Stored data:
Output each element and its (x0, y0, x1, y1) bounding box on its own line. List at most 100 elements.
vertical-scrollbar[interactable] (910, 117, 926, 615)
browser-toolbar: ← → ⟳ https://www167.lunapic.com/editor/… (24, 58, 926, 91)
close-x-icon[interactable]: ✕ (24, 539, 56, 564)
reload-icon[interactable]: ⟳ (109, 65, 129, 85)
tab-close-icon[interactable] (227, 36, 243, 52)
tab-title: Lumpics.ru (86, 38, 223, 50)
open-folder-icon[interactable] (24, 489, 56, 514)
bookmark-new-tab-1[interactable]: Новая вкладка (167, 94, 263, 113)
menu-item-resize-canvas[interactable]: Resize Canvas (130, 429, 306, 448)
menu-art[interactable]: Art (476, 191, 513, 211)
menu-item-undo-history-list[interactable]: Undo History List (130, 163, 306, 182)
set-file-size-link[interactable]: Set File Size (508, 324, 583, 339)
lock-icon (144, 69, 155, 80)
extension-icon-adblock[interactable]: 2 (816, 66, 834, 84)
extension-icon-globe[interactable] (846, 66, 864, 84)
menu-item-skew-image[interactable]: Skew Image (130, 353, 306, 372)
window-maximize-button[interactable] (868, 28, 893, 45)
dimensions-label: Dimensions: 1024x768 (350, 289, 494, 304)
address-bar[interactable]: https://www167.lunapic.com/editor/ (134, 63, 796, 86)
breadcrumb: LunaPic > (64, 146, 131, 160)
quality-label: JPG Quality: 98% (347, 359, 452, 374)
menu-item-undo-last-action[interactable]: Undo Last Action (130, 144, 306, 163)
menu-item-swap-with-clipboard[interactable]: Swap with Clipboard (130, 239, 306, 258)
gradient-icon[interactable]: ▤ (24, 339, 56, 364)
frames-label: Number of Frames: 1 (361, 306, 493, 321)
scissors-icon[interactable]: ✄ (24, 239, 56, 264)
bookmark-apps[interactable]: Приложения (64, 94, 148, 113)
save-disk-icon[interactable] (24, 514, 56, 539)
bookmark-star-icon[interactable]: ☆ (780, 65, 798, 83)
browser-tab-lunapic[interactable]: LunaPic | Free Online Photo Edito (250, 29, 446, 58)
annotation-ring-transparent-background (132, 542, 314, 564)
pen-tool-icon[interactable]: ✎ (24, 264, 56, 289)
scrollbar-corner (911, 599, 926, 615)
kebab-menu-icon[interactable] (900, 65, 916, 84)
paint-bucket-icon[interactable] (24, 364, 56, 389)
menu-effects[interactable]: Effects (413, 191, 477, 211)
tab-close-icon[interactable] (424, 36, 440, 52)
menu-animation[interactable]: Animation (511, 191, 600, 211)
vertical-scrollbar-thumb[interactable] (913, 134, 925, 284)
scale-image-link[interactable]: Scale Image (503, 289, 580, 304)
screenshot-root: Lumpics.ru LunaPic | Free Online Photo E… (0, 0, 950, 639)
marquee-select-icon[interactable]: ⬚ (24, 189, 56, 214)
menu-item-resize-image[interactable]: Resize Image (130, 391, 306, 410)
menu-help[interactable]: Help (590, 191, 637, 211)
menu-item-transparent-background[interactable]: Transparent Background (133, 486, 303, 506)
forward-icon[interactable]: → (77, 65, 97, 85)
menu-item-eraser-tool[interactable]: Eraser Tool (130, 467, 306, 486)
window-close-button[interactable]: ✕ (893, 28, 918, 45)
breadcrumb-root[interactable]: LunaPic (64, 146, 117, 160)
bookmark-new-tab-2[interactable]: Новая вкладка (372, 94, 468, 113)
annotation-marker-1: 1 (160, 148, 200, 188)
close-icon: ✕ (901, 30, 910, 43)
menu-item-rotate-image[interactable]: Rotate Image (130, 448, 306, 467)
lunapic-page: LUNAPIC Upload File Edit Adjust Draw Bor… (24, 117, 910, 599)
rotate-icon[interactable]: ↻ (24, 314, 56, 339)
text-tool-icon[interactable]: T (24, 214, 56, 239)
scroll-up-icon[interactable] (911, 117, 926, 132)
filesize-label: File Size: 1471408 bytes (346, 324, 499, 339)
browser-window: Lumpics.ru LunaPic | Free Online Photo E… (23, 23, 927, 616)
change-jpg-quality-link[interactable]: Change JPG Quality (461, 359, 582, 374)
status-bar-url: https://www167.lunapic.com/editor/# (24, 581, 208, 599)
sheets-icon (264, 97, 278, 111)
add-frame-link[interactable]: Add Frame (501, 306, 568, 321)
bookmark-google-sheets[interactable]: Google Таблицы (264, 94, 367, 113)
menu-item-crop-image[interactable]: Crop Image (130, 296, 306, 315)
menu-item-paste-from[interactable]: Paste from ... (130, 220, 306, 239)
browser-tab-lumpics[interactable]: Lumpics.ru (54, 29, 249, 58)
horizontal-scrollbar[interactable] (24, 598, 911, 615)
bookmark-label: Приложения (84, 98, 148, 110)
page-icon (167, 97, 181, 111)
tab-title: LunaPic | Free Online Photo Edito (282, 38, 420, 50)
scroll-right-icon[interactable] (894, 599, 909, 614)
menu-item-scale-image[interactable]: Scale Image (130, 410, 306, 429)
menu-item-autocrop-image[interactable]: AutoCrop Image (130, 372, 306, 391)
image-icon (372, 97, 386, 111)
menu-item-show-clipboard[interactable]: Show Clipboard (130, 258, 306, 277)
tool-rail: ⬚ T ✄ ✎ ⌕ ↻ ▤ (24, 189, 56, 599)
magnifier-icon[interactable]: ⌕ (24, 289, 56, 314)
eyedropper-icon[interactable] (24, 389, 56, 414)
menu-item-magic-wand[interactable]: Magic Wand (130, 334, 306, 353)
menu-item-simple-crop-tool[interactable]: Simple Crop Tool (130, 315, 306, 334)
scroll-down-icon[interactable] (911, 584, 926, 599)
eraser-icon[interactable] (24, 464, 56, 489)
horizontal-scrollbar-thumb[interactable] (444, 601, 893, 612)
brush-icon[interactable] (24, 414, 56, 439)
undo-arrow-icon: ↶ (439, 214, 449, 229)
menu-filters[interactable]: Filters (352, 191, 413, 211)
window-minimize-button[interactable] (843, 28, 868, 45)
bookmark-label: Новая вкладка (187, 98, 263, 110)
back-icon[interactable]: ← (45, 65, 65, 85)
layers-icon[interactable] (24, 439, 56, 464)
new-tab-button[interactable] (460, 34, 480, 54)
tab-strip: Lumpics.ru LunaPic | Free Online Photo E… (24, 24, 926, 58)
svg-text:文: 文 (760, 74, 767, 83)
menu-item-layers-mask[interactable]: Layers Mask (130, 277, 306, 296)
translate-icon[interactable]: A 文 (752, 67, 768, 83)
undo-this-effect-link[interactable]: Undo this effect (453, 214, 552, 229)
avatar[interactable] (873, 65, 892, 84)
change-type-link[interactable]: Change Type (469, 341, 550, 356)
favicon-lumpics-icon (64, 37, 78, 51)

WRITTEN EXERCISE
Show every line of the records above that contains the string "horizontal".

EXERCISE RESULT
horizontal-scrollbar[interactable] (24, 598, 911, 615)
horizontal-scrollbar-thumb[interactable] (444, 601, 893, 612)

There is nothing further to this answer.